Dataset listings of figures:
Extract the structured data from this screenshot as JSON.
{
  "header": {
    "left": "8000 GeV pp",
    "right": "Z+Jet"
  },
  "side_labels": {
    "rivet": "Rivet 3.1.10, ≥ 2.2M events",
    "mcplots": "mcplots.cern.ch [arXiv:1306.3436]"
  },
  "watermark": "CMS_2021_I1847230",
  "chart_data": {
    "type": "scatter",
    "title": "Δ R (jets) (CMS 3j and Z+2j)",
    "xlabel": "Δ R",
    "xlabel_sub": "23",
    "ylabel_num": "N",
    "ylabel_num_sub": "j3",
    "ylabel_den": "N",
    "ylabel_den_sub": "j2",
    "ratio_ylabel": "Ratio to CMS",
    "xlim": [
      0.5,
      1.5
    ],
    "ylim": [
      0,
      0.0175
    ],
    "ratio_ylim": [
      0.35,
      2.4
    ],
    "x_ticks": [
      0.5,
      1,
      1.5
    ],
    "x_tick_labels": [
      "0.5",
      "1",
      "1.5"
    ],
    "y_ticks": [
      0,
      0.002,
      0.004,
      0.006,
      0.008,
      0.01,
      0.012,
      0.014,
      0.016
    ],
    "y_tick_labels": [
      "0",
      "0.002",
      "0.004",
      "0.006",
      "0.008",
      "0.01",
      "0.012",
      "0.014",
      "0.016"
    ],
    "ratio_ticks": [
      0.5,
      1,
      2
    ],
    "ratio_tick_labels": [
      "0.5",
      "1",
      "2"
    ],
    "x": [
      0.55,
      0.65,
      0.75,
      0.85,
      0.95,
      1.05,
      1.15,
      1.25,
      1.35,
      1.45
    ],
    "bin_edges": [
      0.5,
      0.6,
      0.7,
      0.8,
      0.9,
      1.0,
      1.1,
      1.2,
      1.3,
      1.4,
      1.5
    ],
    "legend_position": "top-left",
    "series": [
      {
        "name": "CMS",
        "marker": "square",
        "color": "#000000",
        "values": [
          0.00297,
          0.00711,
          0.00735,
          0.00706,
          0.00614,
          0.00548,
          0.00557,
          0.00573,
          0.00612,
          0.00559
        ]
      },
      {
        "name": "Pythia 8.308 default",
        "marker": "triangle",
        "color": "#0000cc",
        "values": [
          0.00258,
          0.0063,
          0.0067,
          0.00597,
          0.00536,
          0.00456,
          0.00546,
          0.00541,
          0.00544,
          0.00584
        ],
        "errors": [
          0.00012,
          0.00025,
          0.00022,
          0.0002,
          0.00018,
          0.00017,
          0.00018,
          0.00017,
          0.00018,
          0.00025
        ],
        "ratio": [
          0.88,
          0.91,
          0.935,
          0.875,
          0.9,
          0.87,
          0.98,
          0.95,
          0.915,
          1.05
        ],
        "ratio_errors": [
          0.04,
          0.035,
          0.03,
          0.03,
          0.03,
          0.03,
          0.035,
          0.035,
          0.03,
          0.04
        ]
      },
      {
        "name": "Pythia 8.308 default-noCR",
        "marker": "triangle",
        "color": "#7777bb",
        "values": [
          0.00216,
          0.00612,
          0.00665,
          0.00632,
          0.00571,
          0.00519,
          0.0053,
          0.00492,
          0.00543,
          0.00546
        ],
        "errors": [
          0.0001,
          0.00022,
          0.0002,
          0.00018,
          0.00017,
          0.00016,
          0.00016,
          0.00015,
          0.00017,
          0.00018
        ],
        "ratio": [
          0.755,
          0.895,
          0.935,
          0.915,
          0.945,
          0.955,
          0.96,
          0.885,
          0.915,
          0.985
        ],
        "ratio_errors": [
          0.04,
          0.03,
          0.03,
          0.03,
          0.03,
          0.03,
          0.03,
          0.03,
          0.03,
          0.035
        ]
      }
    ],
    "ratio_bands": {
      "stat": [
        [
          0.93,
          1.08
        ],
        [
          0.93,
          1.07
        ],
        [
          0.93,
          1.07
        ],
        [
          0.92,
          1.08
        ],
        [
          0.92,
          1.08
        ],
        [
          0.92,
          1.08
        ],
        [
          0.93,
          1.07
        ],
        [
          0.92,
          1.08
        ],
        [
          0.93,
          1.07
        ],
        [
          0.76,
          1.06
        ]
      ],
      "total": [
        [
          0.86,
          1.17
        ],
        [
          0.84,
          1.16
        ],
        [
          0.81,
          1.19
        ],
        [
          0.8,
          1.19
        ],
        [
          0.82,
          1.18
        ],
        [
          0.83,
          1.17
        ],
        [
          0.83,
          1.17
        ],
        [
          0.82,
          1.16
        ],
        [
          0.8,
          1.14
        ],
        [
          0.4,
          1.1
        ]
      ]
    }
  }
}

◆ **DESCRIPTION OF THE TASK**: Give only the count of lines in the data that include the string "Pythia".

◆ **EXERCISE ANSWER**: 2